### TEXTE
Par Elodie Trouvé - BSCNEWS.FR / Le nouvel essai de Pacôme Thiellement est consacré au décryptage de la télévision et notamment de la série « Lost ».
Après un essai sur Led Zeppelin et un autre sur David Lynch, pourquoi à nouveau cet intérêt pour le monde de l’image télévisuelle ?
J’ai toujours eu un rapport particulier avec l’image en mouvement et le genre de narration qu’elle propose. En marge de mes activités d’auteur de livres théophaniques, herméneutiques et burlesques, je suis également vidéaste en collaboration avec Thomas Bertay. Nous sommes en train d’achever une série de 52 films que nous traitons depuis onze ans, des programmes d’orientation, de conditionnement, déconditionnement, reconditionnement, des films expérimentaux ésotériques à base de montages qui ont été présentés au Palais de Tokyo il y a un an, et plus récemment au Parti Communiste Français dans le cadre de l’événement « Politique zéro ».
La construction de vos livres se présente également comme une sorte de montage.

### JEU DE DONNÉES

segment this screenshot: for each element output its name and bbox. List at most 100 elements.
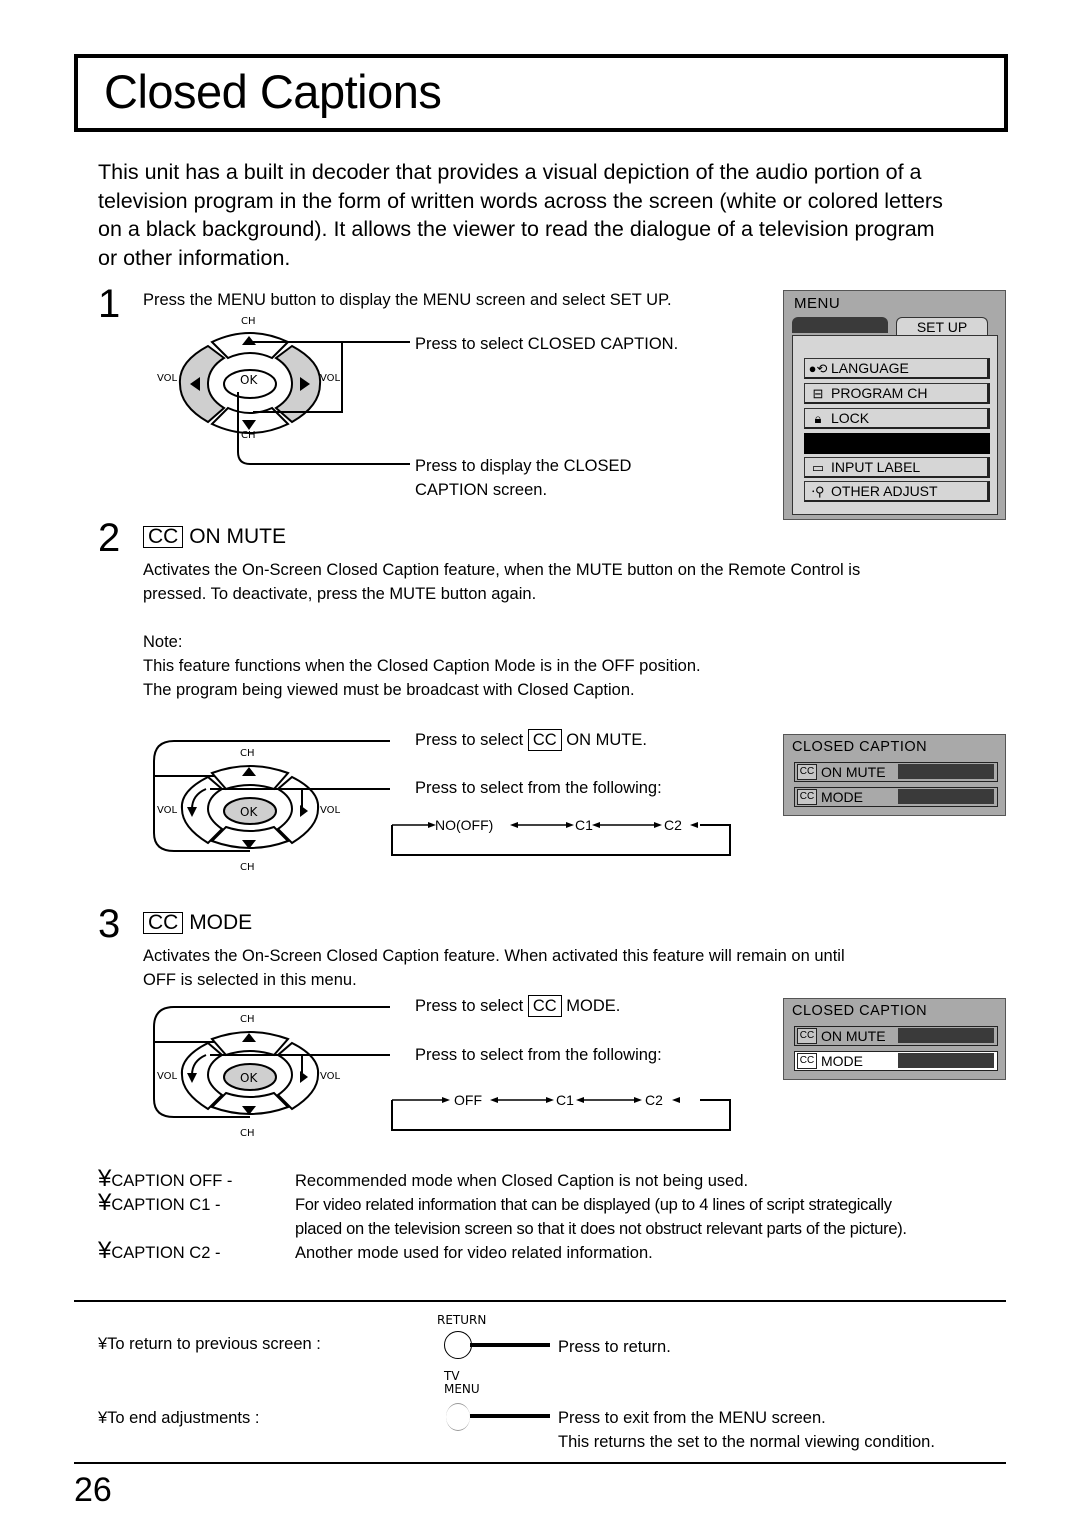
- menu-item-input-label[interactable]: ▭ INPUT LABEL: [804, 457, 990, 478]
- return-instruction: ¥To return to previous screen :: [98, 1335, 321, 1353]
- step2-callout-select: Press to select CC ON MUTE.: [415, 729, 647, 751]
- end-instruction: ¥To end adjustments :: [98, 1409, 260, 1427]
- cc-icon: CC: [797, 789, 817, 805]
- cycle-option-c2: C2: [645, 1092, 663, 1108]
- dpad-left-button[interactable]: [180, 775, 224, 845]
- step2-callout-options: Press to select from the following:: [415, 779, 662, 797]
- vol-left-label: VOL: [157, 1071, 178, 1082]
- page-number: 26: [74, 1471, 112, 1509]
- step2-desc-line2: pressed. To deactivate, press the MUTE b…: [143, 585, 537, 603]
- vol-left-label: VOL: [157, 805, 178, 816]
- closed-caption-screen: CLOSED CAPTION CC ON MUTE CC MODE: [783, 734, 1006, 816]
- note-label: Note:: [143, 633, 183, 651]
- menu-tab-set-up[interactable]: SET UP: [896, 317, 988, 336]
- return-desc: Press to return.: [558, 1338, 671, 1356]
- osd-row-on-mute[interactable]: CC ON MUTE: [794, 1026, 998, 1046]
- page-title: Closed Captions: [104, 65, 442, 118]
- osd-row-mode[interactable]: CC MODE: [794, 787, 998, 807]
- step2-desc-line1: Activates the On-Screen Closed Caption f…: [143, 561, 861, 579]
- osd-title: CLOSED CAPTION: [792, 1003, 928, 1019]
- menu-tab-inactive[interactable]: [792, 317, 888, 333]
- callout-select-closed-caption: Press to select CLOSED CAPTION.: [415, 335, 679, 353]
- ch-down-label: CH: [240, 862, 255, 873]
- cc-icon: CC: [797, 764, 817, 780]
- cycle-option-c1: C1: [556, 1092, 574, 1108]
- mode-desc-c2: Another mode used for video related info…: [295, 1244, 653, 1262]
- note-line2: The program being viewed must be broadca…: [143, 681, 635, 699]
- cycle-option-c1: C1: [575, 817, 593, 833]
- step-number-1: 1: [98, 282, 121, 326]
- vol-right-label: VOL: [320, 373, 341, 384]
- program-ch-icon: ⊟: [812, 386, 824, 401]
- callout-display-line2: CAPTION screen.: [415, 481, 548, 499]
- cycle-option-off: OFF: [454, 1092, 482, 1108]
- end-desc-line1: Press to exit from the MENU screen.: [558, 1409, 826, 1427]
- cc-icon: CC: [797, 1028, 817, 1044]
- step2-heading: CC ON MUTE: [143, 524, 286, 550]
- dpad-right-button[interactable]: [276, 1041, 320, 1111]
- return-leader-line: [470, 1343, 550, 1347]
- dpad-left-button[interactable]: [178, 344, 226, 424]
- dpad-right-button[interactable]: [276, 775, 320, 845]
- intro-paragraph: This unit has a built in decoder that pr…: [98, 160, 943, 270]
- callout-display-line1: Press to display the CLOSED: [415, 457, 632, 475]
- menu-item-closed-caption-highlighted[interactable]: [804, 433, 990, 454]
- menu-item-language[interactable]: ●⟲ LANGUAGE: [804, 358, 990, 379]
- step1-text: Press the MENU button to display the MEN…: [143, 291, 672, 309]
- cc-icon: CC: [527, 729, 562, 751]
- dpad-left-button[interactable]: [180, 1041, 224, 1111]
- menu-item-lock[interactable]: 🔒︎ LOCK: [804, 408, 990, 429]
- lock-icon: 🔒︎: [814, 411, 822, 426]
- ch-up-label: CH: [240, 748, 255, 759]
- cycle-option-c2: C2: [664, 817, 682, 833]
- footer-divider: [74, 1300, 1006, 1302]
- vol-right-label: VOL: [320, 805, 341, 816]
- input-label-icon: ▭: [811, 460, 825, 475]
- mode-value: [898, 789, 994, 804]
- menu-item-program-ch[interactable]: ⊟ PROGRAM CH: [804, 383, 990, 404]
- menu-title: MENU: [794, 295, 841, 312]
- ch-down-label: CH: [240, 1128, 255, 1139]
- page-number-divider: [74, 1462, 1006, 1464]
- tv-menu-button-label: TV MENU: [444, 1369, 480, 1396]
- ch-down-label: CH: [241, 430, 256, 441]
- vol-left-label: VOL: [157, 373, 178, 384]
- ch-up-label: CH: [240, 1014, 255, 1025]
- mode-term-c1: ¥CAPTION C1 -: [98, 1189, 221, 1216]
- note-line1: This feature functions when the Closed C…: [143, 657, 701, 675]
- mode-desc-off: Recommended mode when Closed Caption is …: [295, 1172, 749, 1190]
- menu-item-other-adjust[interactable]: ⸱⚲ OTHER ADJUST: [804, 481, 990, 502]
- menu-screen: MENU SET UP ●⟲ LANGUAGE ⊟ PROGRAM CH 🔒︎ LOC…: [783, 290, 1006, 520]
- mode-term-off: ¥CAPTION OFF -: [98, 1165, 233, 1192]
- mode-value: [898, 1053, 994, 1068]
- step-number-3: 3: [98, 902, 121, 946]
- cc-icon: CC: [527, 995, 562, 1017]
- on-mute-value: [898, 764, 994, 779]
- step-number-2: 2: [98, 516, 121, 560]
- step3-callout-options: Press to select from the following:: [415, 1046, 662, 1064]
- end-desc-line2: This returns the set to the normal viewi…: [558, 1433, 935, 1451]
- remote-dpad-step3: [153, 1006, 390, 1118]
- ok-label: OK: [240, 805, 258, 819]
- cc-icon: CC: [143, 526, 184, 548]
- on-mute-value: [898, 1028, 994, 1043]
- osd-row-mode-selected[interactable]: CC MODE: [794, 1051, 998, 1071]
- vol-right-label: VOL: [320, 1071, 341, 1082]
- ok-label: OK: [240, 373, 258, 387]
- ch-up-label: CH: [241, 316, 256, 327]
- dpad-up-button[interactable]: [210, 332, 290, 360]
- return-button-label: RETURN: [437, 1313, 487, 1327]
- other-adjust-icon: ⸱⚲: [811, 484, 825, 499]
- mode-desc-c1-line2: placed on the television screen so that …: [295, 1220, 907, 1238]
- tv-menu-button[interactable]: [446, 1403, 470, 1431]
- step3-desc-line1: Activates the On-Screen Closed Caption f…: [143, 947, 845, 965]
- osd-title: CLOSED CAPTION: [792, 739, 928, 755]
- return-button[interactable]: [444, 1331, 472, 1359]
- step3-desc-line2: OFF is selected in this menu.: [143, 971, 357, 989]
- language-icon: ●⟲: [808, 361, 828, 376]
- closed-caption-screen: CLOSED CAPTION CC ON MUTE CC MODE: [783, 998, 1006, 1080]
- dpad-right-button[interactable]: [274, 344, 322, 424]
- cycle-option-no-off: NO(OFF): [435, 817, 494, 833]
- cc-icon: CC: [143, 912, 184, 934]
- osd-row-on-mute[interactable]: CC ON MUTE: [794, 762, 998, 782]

--

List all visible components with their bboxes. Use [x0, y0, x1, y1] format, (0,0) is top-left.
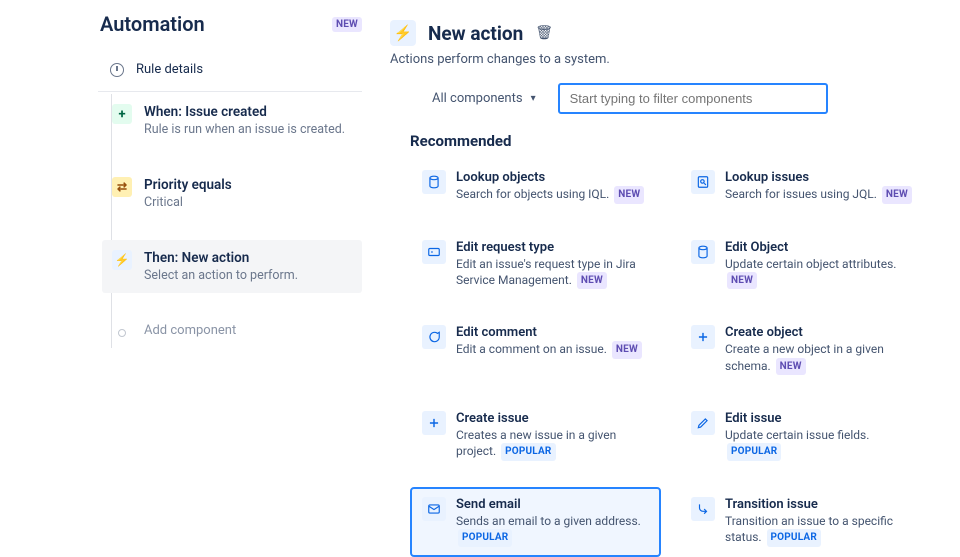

### À FAIRE
1. Répondez aux questions suivantes à partir du texte :
(a) Quelle série télévisée le nouvel essai décrypte-t-il notamment ?
(b) Avec qui la personne interrogée travaille-t-elle comme vidéaste ?
(c) Dans quel lieu les films expérimentaux ont-ils été présentés il y a un an ?
2. Recopiez à l'identique le passage du texte allant de « Après un essai » à « sorte de montage. ».
Les lignes du jeu de données n'ont aucun lien avec le texte.

### RÉSULTATS
1.
(a) La série « Lost ».
(b) Avec Thomas Bertay.
(c) Au Palais de Tokyo.

2.
Après un essai sur Led Zeppelin et un autre sur David Lynch, pourquoi à nouveau cet intérêt pour le monde de l’image télévisuelle ?
J’ai toujours eu un rapport particulier avec l’image en mouvement et le genre de narration qu’elle propose. En marge de mes activités d’auteur de livres théophaniques, herméneutiques et burlesques, je suis également vidéaste en collaboration avec Thomas Bertay. Nous sommes en train d’achever une série de 52 films que nous traitons depuis onze ans, des programmes d’orientation, de conditionnement, déconditionnement, reconditionnement, des films expérimentaux ésotériques à base de montages qui ont été présentés au Palais de Tokyo il y a un an, et plus récemment au Parti Communiste Français dans le cadre de l’événement « Politique zéro ».
La construction de vos livres se présente également comme une sorte de montage.